Layout annotation data:

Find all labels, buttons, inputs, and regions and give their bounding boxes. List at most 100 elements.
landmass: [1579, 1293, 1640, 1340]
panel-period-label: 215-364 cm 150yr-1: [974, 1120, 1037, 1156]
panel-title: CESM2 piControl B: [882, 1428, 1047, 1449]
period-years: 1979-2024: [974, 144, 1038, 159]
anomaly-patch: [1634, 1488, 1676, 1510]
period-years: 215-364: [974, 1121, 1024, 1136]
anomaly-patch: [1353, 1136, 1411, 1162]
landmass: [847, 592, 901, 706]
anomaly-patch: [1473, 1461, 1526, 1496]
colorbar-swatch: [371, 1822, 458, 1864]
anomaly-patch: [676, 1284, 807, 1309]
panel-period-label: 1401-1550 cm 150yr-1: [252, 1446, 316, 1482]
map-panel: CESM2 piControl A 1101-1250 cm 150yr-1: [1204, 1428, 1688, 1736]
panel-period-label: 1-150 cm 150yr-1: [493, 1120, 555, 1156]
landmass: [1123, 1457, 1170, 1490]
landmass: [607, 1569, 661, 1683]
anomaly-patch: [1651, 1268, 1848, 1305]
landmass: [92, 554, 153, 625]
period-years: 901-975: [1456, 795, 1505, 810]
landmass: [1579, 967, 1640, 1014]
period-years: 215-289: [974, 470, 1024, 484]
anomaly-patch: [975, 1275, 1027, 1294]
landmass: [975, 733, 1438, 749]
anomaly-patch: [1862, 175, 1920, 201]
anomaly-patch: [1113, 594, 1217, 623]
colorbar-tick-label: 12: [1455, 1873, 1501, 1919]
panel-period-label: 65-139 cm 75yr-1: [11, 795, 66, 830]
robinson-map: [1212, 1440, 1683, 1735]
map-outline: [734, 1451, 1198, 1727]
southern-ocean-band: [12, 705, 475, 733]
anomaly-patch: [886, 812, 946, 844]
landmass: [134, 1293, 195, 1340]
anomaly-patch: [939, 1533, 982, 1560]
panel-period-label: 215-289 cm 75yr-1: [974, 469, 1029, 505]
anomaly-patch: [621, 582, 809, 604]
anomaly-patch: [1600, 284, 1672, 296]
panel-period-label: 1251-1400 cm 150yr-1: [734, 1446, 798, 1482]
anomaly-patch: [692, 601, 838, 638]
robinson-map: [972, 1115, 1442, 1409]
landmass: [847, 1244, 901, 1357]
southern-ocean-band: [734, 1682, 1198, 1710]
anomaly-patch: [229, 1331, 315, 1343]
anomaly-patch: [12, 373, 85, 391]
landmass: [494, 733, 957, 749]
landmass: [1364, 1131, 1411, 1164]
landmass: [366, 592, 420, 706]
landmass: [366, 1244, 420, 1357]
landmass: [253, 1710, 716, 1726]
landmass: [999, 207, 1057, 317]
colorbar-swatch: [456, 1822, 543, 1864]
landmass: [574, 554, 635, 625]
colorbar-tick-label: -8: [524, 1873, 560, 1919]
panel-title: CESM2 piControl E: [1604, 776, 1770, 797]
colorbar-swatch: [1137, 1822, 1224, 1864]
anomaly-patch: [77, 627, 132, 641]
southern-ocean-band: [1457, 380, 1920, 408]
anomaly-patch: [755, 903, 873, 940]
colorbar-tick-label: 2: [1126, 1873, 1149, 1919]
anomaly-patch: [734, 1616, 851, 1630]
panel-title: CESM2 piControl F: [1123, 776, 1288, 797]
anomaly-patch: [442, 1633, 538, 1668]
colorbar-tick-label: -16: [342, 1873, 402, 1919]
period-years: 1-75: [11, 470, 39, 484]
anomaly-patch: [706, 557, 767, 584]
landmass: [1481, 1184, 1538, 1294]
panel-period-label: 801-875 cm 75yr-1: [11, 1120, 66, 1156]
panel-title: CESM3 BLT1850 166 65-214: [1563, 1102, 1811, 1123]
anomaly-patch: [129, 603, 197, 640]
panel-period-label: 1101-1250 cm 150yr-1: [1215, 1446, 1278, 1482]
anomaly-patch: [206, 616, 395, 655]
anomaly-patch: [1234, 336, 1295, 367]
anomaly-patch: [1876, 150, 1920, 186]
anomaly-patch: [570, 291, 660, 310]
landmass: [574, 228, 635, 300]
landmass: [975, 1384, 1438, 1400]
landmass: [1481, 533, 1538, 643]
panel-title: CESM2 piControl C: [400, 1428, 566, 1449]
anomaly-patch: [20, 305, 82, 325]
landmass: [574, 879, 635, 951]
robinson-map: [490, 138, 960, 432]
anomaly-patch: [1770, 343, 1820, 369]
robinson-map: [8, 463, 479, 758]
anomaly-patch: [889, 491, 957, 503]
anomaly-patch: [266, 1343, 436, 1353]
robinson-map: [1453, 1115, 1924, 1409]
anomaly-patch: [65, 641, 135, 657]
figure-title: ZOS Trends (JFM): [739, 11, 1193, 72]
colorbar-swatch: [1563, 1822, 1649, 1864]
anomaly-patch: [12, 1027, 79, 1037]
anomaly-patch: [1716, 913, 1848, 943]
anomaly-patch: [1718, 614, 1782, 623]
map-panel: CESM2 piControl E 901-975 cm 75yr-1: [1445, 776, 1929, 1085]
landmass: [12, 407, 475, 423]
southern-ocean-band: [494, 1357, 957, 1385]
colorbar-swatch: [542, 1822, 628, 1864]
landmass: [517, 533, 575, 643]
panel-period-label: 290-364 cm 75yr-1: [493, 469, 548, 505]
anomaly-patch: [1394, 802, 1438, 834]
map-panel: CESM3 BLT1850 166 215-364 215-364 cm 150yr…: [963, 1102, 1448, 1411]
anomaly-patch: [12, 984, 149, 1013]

Written instruction: Please return every line of the material above word for word, with nothing altered or left out.

Solution for this exercise:
Find all labels, buttons, inputs, and regions and give their bounding boxes. List at most 100 elements.
landmass: [1579, 1293, 1640, 1340]
panel-period-label: 215-364 cm 150yr-1: [974, 1120, 1037, 1156]
panel-title: CESM2 piControl B: [882, 1428, 1047, 1449]
period-years: 1979-2024: [974, 144, 1038, 159]
anomaly-patch: [1634, 1488, 1676, 1510]
period-years: 215-364: [974, 1121, 1024, 1136]
anomaly-patch: [1353, 1136, 1411, 1162]
landmass: [847, 592, 901, 706]
anomaly-patch: [1473, 1461, 1526, 1496]
colorbar-swatch: [371, 1822, 458, 1864]
anomaly-patch: [676, 1284, 807, 1309]
panel-period-label: 1401-1550 cm 150yr-1: [252, 1446, 316, 1482]
map-panel: CESM2 piControl A 1101-1250 cm 150yr-1: [1204, 1428, 1688, 1736]
panel-period-label: 1-150 cm 150yr-1: [493, 1120, 555, 1156]
landmass: [1123, 1457, 1170, 1490]
landmass: [607, 1569, 661, 1683]
anomaly-patch: [1651, 1268, 1848, 1305]
landmass: [92, 554, 153, 625]
period-years: 901-975: [1456, 795, 1505, 810]
landmass: [1579, 967, 1640, 1014]
period-years: 215-289: [974, 470, 1024, 484]
anomaly-patch: [975, 1275, 1027, 1294]
landmass: [975, 733, 1438, 749]
anomaly-patch: [1862, 175, 1920, 201]
anomaly-patch: [1113, 594, 1217, 623]
colorbar-tick-label: 12: [1455, 1873, 1501, 1919]
panel-period-label: 65-139 cm 75yr-1: [11, 795, 66, 830]
robinson-map: [1212, 1440, 1683, 1735]
map-outline: [734, 1451, 1198, 1727]
southern-ocean-band: [12, 705, 475, 733]
anomaly-patch: [886, 812, 946, 844]
landmass: [134, 1293, 195, 1340]
anomaly-patch: [939, 1533, 982, 1560]
panel-period-label: 215-289 cm 75yr-1: [974, 469, 1029, 505]
anomaly-patch: [621, 582, 809, 604]
anomaly-patch: [1600, 284, 1672, 296]
panel-period-label: 1251-1400 cm 150yr-1: [734, 1446, 798, 1482]
anomaly-patch: [692, 601, 838, 638]
robinson-map: [972, 1115, 1442, 1409]
landmass: [847, 1244, 901, 1357]
southern-ocean-band: [734, 1682, 1198, 1710]
anomaly-patch: [229, 1331, 315, 1343]
anomaly-patch: [12, 373, 85, 391]
landmass: [494, 733, 957, 749]
landmass: [1364, 1131, 1411, 1164]
landmass: [366, 592, 420, 706]
landmass: [366, 1244, 420, 1357]
landmass: [253, 1710, 716, 1726]
landmass: [999, 207, 1057, 317]
colorbar-swatch: [456, 1822, 543, 1864]
landmass: [574, 554, 635, 625]
colorbar-tick-label: -8: [524, 1873, 560, 1919]
panel-title: CESM2 piControl E: [1604, 776, 1770, 797]
colorbar-swatch: [1137, 1822, 1224, 1864]
anomaly-patch: [77, 627, 132, 641]
southern-ocean-band: [1457, 380, 1920, 408]
anomaly-patch: [755, 903, 873, 940]
colorbar-tick-label: 2: [1126, 1873, 1149, 1919]
anomaly-patch: [734, 1616, 851, 1630]
panel-title: CESM2 piControl F: [1123, 776, 1288, 797]
anomaly-patch: [442, 1633, 538, 1668]
colorbar-tick-label: -16: [342, 1873, 402, 1919]
period-years: 1-75: [11, 470, 39, 484]
anomaly-patch: [706, 557, 767, 584]
landmass: [1481, 1184, 1538, 1294]
panel-period-label: 801-875 cm 75yr-1: [11, 1120, 66, 1156]
panel-title: CESM3 BLT1850 166 65-214: [1563, 1102, 1811, 1123]
anomaly-patch: [129, 603, 197, 640]
panel-period-label: 1101-1250 cm 150yr-1: [1215, 1446, 1278, 1482]
anomaly-patch: [206, 616, 395, 655]
anomaly-patch: [1234, 336, 1295, 367]
anomaly-patch: [1876, 150, 1920, 186]
anomaly-patch: [570, 291, 660, 310]
landmass: [574, 228, 635, 300]
landmass: [975, 1384, 1438, 1400]
landmass: [1481, 533, 1538, 643]
panel-title: CESM2 piControl C: [400, 1428, 566, 1449]
anomaly-patch: [20, 305, 82, 325]
landmass: [574, 879, 635, 951]
robinson-map: [490, 138, 960, 432]
anomaly-patch: [1770, 343, 1820, 369]
robinson-map: [8, 463, 479, 758]
anomaly-patch: [889, 491, 957, 503]
anomaly-patch: [266, 1343, 436, 1353]
robinson-map: [1453, 1115, 1924, 1409]
anomaly-patch: [65, 641, 135, 657]
figure-title: ZOS Trends (JFM): [739, 11, 1193, 72]
colorbar-swatch: [1563, 1822, 1649, 1864]
anomaly-patch: [12, 1027, 79, 1037]
anomaly-patch: [1716, 913, 1848, 943]
anomaly-patch: [1718, 614, 1782, 623]
map-panel: CESM2 piControl E 901-975 cm 75yr-1: [1445, 776, 1929, 1085]
landmass: [12, 407, 475, 423]
southern-ocean-band: [494, 1357, 957, 1385]
colorbar-swatch: [542, 1822, 628, 1864]
landmass: [517, 533, 575, 643]
panel-period-label: 290-364 cm 75yr-1: [493, 469, 548, 505]
anomaly-patch: [1394, 802, 1438, 834]
map-panel: CESM3 BLT1850 166 215-364 215-364 cm 150yr…: [963, 1102, 1448, 1411]
anomaly-patch: [12, 984, 149, 1013]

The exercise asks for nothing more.